# GIVEN INFORMATION start

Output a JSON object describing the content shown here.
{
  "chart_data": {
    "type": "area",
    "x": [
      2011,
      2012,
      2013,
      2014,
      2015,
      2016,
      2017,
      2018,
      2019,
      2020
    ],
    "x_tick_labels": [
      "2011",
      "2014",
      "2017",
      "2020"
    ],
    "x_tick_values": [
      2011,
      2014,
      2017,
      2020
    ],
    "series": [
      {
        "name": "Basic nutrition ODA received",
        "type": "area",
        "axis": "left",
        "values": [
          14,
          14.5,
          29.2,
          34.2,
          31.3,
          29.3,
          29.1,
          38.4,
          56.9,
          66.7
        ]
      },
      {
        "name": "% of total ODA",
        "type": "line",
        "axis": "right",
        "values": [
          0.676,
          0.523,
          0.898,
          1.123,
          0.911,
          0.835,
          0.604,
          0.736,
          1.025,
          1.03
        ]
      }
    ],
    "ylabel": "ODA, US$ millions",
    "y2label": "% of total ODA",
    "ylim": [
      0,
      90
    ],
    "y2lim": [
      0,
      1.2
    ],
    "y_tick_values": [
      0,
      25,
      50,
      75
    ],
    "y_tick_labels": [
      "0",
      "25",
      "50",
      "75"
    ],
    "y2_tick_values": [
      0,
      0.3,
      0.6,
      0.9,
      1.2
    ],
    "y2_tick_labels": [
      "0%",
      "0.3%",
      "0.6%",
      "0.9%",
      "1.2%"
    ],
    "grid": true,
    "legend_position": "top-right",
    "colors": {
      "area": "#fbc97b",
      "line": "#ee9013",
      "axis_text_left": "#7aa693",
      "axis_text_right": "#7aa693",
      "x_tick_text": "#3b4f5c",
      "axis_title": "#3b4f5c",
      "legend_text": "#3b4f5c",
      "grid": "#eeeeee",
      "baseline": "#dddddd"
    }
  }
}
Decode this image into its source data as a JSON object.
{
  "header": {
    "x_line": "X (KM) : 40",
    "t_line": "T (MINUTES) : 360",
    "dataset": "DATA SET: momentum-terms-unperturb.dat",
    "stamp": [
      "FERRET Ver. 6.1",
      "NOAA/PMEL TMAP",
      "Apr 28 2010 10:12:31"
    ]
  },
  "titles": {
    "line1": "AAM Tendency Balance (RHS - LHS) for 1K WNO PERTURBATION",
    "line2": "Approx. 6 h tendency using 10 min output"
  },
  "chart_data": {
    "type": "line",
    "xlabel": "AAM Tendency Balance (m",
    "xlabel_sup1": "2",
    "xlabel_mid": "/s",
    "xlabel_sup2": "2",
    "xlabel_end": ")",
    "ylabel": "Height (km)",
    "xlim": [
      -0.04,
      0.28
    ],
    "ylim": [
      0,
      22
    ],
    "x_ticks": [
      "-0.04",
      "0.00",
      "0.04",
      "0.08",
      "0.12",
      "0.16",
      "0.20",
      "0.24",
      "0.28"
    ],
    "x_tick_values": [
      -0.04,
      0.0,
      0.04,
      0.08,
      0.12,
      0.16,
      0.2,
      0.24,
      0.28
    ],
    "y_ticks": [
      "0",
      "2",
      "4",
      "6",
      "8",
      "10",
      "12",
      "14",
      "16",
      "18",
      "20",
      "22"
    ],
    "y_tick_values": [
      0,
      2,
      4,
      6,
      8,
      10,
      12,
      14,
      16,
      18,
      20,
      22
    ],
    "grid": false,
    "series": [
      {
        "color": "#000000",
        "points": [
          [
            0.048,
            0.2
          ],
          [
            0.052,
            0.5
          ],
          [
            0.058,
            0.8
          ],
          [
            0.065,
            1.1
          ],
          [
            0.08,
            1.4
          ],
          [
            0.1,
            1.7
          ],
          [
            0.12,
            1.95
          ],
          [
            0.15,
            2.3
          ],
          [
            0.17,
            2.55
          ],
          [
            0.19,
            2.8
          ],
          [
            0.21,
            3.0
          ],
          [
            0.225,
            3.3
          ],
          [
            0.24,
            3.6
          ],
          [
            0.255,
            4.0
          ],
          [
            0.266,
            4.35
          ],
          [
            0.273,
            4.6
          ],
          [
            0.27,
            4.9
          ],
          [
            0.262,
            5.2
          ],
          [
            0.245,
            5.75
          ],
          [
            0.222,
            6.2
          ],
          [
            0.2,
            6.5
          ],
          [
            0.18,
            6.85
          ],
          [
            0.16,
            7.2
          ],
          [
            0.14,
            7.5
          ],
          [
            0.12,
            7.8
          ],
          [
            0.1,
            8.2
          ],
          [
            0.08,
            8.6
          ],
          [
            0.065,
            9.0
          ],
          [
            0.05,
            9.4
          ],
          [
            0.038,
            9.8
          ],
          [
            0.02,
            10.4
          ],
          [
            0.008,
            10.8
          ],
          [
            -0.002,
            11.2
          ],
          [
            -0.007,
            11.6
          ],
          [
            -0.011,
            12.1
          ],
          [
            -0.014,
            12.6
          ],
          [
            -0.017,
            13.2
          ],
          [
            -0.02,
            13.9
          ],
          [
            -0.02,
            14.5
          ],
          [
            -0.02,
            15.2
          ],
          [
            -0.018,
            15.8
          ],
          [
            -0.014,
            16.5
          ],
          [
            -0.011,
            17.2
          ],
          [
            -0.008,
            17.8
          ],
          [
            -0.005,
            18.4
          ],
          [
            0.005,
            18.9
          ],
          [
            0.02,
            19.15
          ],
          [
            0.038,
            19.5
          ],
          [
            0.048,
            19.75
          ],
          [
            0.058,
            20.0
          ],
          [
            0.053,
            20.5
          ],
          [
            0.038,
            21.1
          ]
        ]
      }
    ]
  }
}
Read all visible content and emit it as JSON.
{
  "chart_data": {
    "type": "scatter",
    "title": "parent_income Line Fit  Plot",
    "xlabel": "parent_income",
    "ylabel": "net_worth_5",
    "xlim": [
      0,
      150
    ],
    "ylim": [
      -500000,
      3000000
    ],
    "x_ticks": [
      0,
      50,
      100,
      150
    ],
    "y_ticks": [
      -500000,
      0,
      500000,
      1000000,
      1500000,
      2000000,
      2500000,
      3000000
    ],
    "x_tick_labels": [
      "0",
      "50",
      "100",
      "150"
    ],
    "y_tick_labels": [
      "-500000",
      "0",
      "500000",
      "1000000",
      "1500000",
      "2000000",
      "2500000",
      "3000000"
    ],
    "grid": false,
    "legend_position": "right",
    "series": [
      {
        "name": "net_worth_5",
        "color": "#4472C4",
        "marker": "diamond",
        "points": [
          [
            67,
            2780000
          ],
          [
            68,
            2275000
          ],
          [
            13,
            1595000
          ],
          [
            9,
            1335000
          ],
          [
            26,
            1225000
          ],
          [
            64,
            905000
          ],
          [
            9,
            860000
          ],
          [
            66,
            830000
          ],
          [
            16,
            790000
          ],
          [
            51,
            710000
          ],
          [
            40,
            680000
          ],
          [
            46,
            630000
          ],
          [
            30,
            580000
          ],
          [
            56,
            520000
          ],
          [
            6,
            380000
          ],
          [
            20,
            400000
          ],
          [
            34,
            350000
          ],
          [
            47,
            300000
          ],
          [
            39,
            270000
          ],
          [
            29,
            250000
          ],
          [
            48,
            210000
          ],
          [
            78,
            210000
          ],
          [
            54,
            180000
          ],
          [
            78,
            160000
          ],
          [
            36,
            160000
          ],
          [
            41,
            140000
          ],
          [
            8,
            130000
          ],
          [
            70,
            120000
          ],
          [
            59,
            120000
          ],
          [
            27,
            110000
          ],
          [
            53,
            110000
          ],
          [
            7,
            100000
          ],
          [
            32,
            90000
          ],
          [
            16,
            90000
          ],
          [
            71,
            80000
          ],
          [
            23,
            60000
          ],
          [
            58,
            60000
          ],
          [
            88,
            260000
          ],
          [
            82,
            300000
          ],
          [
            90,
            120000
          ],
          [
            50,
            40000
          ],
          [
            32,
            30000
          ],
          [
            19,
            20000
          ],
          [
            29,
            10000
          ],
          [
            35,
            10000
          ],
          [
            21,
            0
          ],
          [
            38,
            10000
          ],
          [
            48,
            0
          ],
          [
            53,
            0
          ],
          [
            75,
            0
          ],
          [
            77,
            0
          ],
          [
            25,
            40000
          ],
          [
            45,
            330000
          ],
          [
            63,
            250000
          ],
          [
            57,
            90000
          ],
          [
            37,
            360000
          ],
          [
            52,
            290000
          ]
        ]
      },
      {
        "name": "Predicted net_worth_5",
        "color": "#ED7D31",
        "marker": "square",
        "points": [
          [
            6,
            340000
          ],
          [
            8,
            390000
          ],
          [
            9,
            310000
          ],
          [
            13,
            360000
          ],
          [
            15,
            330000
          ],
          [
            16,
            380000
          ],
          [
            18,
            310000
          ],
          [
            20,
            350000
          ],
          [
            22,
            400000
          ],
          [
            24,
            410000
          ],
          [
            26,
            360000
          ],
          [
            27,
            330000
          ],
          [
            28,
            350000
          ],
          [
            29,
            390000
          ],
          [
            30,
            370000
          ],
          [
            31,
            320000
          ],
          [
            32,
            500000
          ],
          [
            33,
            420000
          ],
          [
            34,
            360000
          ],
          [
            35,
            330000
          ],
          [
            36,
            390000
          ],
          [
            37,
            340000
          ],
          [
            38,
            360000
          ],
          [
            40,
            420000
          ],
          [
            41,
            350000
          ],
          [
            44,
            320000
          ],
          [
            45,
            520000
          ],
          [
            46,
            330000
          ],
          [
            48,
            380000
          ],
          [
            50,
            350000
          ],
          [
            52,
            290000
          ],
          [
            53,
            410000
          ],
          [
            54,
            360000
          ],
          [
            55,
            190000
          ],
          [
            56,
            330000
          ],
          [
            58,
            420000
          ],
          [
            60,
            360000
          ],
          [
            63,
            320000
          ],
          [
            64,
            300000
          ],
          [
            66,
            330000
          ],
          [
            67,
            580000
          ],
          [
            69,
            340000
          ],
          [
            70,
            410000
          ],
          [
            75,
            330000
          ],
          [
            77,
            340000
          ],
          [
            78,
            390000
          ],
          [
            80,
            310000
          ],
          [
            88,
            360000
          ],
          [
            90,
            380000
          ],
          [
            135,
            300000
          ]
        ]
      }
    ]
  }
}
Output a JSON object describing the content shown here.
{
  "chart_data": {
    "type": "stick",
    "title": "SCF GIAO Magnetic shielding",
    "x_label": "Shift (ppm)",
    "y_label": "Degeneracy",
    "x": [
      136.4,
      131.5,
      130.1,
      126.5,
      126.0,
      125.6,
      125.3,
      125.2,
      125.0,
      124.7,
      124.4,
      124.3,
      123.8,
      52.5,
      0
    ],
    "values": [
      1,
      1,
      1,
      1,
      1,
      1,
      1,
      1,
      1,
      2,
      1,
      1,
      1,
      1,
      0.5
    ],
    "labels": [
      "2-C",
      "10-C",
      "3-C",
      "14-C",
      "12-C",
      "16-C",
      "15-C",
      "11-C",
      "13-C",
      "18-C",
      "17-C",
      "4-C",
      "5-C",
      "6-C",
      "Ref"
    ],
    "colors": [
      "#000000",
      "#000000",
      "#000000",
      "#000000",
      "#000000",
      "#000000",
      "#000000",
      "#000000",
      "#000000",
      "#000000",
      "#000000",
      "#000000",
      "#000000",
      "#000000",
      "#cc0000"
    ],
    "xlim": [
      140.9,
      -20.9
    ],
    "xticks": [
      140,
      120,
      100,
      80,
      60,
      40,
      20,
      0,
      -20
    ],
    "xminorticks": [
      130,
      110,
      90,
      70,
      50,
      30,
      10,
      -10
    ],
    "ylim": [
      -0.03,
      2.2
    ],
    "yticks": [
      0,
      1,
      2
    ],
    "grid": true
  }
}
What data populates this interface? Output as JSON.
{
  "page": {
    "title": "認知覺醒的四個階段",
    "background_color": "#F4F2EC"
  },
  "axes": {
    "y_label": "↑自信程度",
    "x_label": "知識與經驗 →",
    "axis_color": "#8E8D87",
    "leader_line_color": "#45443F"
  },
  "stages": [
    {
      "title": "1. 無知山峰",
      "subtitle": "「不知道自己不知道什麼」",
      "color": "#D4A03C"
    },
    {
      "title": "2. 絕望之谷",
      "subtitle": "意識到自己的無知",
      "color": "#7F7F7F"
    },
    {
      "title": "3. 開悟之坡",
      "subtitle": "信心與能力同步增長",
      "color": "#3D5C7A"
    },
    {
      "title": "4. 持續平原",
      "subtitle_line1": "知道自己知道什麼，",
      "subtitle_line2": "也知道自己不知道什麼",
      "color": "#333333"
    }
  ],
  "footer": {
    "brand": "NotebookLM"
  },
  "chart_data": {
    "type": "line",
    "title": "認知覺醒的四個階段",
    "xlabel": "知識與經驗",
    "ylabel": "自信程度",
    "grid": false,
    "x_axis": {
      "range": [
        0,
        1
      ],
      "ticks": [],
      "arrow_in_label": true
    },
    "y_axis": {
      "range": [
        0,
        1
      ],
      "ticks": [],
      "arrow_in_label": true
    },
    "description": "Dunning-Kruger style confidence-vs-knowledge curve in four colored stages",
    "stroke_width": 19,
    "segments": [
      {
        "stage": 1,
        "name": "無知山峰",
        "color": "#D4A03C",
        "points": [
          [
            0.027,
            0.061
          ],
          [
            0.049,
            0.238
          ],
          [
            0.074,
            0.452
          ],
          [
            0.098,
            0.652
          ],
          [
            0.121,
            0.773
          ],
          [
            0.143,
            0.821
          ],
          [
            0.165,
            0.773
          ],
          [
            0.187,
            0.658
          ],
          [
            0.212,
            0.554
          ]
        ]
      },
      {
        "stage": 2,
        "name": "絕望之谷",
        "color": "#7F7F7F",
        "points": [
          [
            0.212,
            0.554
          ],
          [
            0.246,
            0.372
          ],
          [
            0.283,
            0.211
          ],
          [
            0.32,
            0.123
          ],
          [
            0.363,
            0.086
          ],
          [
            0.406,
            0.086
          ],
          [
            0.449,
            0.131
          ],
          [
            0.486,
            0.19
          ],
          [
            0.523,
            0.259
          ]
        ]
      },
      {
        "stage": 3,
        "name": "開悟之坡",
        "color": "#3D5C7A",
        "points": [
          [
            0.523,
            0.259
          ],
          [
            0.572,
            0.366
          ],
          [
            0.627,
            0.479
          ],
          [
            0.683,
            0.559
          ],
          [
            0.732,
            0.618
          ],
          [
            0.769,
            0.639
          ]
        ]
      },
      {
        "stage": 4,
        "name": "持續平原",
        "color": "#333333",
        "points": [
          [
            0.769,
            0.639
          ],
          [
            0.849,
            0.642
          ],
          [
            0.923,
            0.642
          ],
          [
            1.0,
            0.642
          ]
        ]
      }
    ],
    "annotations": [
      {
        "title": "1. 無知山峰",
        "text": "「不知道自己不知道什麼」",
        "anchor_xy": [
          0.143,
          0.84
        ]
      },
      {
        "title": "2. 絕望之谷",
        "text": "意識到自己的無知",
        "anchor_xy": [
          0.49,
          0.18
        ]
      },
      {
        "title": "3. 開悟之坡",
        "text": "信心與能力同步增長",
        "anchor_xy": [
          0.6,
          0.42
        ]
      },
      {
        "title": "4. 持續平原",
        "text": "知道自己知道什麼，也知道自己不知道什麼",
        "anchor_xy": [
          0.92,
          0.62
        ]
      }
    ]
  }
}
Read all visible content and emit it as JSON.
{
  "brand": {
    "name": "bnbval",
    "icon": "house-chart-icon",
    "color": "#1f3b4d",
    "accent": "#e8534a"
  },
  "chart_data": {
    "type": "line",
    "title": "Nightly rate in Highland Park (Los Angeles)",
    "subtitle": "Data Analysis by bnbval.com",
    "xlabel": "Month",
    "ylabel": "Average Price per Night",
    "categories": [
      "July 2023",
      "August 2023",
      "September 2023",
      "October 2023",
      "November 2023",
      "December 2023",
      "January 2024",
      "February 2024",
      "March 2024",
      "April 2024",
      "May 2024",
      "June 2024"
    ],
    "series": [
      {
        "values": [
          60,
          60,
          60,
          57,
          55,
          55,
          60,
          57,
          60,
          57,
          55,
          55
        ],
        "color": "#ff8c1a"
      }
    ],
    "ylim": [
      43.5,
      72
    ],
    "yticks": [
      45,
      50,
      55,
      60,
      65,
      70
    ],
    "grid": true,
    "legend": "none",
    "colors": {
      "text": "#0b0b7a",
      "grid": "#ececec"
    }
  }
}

# GIVEN INFORMATION end

Search the listing for the word "信心與能力同步增長". Copy every line in which it occurs.

      "subtitle": "信心與能力同步增長",
        "text": "信心與能力同步增長",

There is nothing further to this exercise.